## Goal
Gather every line from the entries below that includes "used".

Extracted records:
_ _ _ _ _

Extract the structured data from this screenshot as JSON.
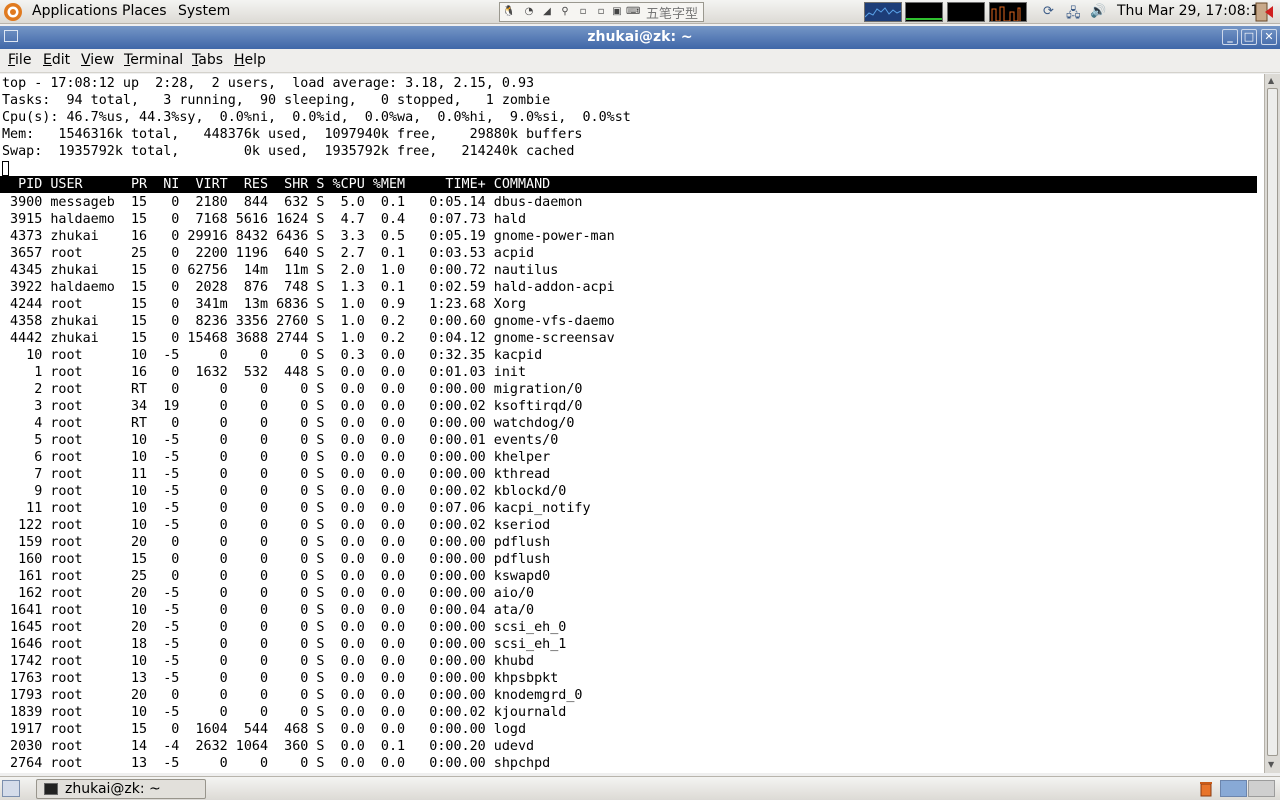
{
  "panel": {
    "menus": {
      "applications": "Applications",
      "places": "Places",
      "system": "System"
    },
    "ime_label": "五笔字型",
    "clock": "Thu Mar 29, 17:08:12"
  },
  "window": {
    "title": "zhukai@zk: ~"
  },
  "menubar": {
    "items": [
      {
        "key": "F",
        "rest": "ile"
      },
      {
        "key": "E",
        "rest": "dit"
      },
      {
        "key": "V",
        "rest": "iew"
      },
      {
        "key": "T",
        "rest": "erminal"
      },
      {
        "key": "T",
        "rest": "abs",
        "pre": ""
      },
      {
        "key": "H",
        "rest": "elp"
      }
    ]
  },
  "top": {
    "summary": [
      "top - 17:08:12 up  2:28,  2 users,  load average: 3.18, 2.15, 0.93",
      "Tasks:  94 total,   3 running,  90 sleeping,   0 stopped,   1 zombie",
      "Cpu(s): 46.7%us, 44.3%sy,  0.0%ni,  0.0%id,  0.0%wa,  0.0%hi,  9.0%si,  0.0%st",
      "Mem:   1546316k total,   448376k used,  1097940k free,    29880k buffers",
      "Swap:  1935792k total,        0k used,  1935792k free,   214240k cached"
    ],
    "columns": [
      "PID",
      "USER",
      "PR",
      "NI",
      "VIRT",
      "RES",
      "SHR",
      "S",
      "%CPU",
      "%MEM",
      "TIME+",
      "COMMAND"
    ],
    "processes": [
      [
        "3900",
        "messageb",
        "15",
        "0",
        "2180",
        "844",
        "632",
        "S",
        "5.0",
        "0.1",
        "0:05.14",
        "dbus-daemon"
      ],
      [
        "3915",
        "haldaemo",
        "15",
        "0",
        "7168",
        "5616",
        "1624",
        "S",
        "4.7",
        "0.4",
        "0:07.73",
        "hald"
      ],
      [
        "4373",
        "zhukai",
        "16",
        "0",
        "29916",
        "8432",
        "6436",
        "S",
        "3.3",
        "0.5",
        "0:05.19",
        "gnome-power-man"
      ],
      [
        "3657",
        "root",
        "25",
        "0",
        "2200",
        "1196",
        "640",
        "S",
        "2.7",
        "0.1",
        "0:03.53",
        "acpid"
      ],
      [
        "4345",
        "zhukai",
        "15",
        "0",
        "62756",
        "14m",
        "11m",
        "S",
        "2.0",
        "1.0",
        "0:00.72",
        "nautilus"
      ],
      [
        "3922",
        "haldaemo",
        "15",
        "0",
        "2028",
        "876",
        "748",
        "S",
        "1.3",
        "0.1",
        "0:02.59",
        "hald-addon-acpi"
      ],
      [
        "4244",
        "root",
        "15",
        "0",
        "341m",
        "13m",
        "6836",
        "S",
        "1.0",
        "0.9",
        "1:23.68",
        "Xorg"
      ],
      [
        "4358",
        "zhukai",
        "15",
        "0",
        "8236",
        "3356",
        "2760",
        "S",
        "1.0",
        "0.2",
        "0:00.60",
        "gnome-vfs-daemo"
      ],
      [
        "4442",
        "zhukai",
        "15",
        "0",
        "15468",
        "3688",
        "2744",
        "S",
        "1.0",
        "0.2",
        "0:04.12",
        "gnome-screensav"
      ],
      [
        "10",
        "root",
        "10",
        "-5",
        "0",
        "0",
        "0",
        "S",
        "0.3",
        "0.0",
        "0:32.35",
        "kacpid"
      ],
      [
        "1",
        "root",
        "16",
        "0",
        "1632",
        "532",
        "448",
        "S",
        "0.0",
        "0.0",
        "0:01.03",
        "init"
      ],
      [
        "2",
        "root",
        "RT",
        "0",
        "0",
        "0",
        "0",
        "S",
        "0.0",
        "0.0",
        "0:00.00",
        "migration/0"
      ],
      [
        "3",
        "root",
        "34",
        "19",
        "0",
        "0",
        "0",
        "S",
        "0.0",
        "0.0",
        "0:00.02",
        "ksoftirqd/0"
      ],
      [
        "4",
        "root",
        "RT",
        "0",
        "0",
        "0",
        "0",
        "S",
        "0.0",
        "0.0",
        "0:00.00",
        "watchdog/0"
      ],
      [
        "5",
        "root",
        "10",
        "-5",
        "0",
        "0",
        "0",
        "S",
        "0.0",
        "0.0",
        "0:00.01",
        "events/0"
      ],
      [
        "6",
        "root",
        "10",
        "-5",
        "0",
        "0",
        "0",
        "S",
        "0.0",
        "0.0",
        "0:00.00",
        "khelper"
      ],
      [
        "7",
        "root",
        "11",
        "-5",
        "0",
        "0",
        "0",
        "S",
        "0.0",
        "0.0",
        "0:00.00",
        "kthread"
      ],
      [
        "9",
        "root",
        "10",
        "-5",
        "0",
        "0",
        "0",
        "S",
        "0.0",
        "0.0",
        "0:00.02",
        "kblockd/0"
      ],
      [
        "11",
        "root",
        "10",
        "-5",
        "0",
        "0",
        "0",
        "S",
        "0.0",
        "0.0",
        "0:07.06",
        "kacpi_notify"
      ],
      [
        "122",
        "root",
        "10",
        "-5",
        "0",
        "0",
        "0",
        "S",
        "0.0",
        "0.0",
        "0:00.02",
        "kseriod"
      ],
      [
        "159",
        "root",
        "20",
        "0",
        "0",
        "0",
        "0",
        "S",
        "0.0",
        "0.0",
        "0:00.00",
        "pdflush"
      ],
      [
        "160",
        "root",
        "15",
        "0",
        "0",
        "0",
        "0",
        "S",
        "0.0",
        "0.0",
        "0:00.00",
        "pdflush"
      ],
      [
        "161",
        "root",
        "25",
        "0",
        "0",
        "0",
        "0",
        "S",
        "0.0",
        "0.0",
        "0:00.00",
        "kswapd0"
      ],
      [
        "162",
        "root",
        "20",
        "-5",
        "0",
        "0",
        "0",
        "S",
        "0.0",
        "0.0",
        "0:00.00",
        "aio/0"
      ],
      [
        "1641",
        "root",
        "10",
        "-5",
        "0",
        "0",
        "0",
        "S",
        "0.0",
        "0.0",
        "0:00.04",
        "ata/0"
      ],
      [
        "1645",
        "root",
        "20",
        "-5",
        "0",
        "0",
        "0",
        "S",
        "0.0",
        "0.0",
        "0:00.00",
        "scsi_eh_0"
      ],
      [
        "1646",
        "root",
        "18",
        "-5",
        "0",
        "0",
        "0",
        "S",
        "0.0",
        "0.0",
        "0:00.00",
        "scsi_eh_1"
      ],
      [
        "1742",
        "root",
        "10",
        "-5",
        "0",
        "0",
        "0",
        "S",
        "0.0",
        "0.0",
        "0:00.00",
        "khubd"
      ],
      [
        "1763",
        "root",
        "13",
        "-5",
        "0",
        "0",
        "0",
        "S",
        "0.0",
        "0.0",
        "0:00.00",
        "khpsbpkt"
      ],
      [
        "1793",
        "root",
        "20",
        "0",
        "0",
        "0",
        "0",
        "S",
        "0.0",
        "0.0",
        "0:00.00",
        "knodemgrd_0"
      ],
      [
        "1839",
        "root",
        "10",
        "-5",
        "0",
        "0",
        "0",
        "S",
        "0.0",
        "0.0",
        "0:00.02",
        "kjournald"
      ],
      [
        "1917",
        "root",
        "15",
        "0",
        "1604",
        "544",
        "468",
        "S",
        "0.0",
        "0.0",
        "0:00.00",
        "logd"
      ],
      [
        "2030",
        "root",
        "14",
        "-4",
        "2632",
        "1064",
        "360",
        "S",
        "0.0",
        "0.1",
        "0:00.20",
        "udevd"
      ],
      [
        "2764",
        "root",
        "13",
        "-5",
        "0",
        "0",
        "0",
        "S",
        "0.0",
        "0.0",
        "0:00.00",
        "shpchpd"
      ]
    ]
  },
  "taskbar": {
    "task_label": "zhukai@zk: ~"
  },
  "icons": {
    "menu_foot": "gnome-foot-icon",
    "terminal": "terminal-icon",
    "logout": "logout-icon",
    "trash": "trash-icon",
    "network": "network-icon",
    "volume": "volume-icon"
  },
  "colors": {
    "titlebar": "#4a71ae",
    "terminal_bg": "#ffffff",
    "header_bar": "#000000"
  }
}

_ _ _ _ _

## Solution to this problem
      "Mem:   1546316k total,   448376k used,  1097940k free,    29880k buffers",
      "Swap:  1935792k total,        0k used,  1935792k free,   214240k cached"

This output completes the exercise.